> WHAT YOU WILL DO: Gather all lines in the entries below that include the word "scott".
-- start of RECORDS TO PROCESS --
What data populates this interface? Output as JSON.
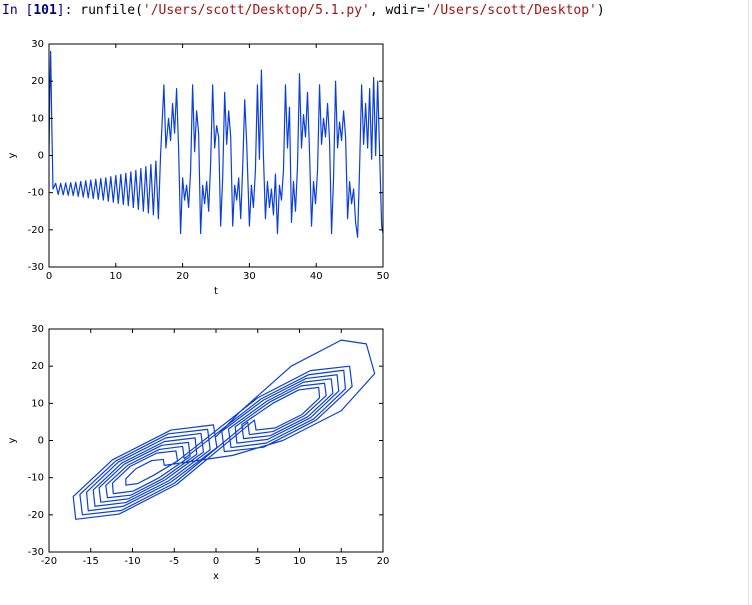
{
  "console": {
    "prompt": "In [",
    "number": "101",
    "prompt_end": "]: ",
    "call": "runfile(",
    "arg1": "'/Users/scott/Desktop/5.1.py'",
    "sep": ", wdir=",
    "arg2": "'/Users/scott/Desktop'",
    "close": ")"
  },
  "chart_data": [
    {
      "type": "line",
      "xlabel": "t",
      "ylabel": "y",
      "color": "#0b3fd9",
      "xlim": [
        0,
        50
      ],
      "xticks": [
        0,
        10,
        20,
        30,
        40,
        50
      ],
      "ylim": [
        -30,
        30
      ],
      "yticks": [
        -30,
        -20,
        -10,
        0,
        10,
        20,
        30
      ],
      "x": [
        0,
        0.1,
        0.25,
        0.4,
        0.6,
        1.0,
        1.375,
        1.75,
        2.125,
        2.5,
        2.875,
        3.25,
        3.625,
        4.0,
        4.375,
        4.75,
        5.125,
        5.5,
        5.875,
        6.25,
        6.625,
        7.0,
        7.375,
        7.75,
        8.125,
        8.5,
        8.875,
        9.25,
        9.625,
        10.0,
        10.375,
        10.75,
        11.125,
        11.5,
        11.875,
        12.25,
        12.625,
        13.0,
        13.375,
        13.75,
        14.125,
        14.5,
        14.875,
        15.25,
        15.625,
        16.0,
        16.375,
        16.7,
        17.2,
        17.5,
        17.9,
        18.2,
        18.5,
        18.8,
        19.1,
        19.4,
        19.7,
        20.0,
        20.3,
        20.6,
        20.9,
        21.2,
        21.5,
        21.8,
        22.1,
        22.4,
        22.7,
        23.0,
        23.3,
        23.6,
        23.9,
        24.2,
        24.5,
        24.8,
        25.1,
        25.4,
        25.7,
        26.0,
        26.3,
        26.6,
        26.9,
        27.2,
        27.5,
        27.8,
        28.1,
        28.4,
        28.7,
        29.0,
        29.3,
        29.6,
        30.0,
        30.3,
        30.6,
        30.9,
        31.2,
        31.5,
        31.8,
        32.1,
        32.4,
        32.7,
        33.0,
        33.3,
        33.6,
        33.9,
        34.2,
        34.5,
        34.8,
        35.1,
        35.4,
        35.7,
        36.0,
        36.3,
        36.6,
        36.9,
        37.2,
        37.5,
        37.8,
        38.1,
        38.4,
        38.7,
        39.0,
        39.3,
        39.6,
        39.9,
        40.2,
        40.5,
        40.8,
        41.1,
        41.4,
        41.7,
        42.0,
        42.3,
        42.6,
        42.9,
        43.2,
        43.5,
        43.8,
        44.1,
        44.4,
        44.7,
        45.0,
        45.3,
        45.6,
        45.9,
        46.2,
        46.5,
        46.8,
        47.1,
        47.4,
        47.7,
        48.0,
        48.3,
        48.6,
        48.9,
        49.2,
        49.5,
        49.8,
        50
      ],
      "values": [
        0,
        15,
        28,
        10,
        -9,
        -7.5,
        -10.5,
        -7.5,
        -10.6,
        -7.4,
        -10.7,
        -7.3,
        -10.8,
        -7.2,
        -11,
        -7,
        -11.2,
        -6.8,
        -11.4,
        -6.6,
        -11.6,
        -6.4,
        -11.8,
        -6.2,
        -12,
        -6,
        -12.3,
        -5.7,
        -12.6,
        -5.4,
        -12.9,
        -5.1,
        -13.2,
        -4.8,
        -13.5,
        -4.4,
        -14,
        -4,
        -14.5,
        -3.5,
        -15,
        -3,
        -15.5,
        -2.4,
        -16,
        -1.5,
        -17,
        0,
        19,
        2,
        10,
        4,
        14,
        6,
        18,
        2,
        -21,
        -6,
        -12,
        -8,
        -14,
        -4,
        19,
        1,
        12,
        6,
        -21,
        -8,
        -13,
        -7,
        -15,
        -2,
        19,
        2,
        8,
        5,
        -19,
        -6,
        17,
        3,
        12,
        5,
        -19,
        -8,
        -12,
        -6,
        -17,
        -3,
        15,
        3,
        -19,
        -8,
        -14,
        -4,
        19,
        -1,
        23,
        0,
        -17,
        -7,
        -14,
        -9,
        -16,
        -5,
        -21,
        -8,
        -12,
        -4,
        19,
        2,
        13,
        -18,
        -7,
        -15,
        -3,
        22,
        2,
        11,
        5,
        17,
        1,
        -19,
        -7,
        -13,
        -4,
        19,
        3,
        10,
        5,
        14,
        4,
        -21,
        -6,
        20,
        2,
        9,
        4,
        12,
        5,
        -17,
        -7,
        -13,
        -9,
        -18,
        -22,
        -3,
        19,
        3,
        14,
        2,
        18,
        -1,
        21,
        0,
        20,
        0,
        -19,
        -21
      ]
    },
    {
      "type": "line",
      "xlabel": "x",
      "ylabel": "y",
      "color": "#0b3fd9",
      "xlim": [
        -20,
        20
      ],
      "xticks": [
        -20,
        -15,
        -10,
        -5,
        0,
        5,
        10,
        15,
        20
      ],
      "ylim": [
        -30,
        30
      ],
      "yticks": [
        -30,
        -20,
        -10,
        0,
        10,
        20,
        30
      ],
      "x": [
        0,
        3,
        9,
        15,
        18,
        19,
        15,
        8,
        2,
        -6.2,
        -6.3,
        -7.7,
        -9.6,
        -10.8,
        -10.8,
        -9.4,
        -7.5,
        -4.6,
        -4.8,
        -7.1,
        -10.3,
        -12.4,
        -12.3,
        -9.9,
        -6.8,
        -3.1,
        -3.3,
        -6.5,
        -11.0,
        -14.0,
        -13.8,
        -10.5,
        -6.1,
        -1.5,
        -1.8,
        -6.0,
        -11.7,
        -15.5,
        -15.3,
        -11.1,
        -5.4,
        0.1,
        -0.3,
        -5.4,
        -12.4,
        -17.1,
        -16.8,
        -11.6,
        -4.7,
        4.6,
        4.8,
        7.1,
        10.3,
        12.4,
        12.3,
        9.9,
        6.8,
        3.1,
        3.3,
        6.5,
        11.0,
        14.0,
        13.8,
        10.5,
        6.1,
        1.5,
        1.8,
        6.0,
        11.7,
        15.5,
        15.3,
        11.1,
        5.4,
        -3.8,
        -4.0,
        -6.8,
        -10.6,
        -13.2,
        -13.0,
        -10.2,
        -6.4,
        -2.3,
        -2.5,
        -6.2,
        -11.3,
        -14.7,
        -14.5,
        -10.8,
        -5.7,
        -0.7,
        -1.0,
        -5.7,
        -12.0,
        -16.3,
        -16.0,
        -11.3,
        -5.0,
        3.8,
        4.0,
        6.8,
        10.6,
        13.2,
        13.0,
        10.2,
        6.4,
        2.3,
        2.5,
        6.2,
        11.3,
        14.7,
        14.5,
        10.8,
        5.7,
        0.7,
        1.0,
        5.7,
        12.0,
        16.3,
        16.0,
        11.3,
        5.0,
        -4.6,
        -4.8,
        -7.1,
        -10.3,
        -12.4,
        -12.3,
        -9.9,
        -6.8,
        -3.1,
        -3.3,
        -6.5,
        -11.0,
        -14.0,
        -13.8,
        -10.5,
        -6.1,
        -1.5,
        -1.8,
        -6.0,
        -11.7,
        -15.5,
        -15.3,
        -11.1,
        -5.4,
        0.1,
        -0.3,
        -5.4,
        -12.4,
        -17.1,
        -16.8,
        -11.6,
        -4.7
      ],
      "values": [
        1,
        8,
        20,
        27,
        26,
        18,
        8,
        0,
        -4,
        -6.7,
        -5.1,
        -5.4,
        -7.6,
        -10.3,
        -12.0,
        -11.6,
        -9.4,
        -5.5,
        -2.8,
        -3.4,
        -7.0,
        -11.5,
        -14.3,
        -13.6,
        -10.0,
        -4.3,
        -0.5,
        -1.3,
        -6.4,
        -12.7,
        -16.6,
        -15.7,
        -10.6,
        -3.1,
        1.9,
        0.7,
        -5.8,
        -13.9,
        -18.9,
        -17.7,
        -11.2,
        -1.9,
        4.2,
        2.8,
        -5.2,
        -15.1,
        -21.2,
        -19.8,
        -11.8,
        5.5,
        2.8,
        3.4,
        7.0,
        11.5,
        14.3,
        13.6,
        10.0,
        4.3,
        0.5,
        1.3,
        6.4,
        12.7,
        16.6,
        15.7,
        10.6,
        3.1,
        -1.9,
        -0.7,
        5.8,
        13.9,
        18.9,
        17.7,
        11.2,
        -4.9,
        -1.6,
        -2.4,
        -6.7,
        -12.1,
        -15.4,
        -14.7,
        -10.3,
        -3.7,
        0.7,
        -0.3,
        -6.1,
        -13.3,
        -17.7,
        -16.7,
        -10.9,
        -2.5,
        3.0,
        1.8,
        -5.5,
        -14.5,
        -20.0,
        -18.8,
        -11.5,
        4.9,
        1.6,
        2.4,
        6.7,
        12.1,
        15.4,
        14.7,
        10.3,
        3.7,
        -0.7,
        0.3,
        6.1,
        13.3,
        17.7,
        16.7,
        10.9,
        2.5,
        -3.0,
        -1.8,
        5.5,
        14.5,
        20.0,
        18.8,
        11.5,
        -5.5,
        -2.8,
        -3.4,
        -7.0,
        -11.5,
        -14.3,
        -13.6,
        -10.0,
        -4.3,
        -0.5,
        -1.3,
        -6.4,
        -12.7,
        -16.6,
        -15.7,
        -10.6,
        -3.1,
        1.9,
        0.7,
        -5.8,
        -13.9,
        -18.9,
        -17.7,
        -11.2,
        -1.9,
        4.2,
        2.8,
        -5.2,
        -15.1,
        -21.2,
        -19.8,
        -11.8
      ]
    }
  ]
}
-- end of RECORDS TO PROCESS --
> TASK RESPONSE:
    "arg1": "'/Users/scott/Desktop/5.1.py'",
    "arg2": "'/Users/scott/Desktop'",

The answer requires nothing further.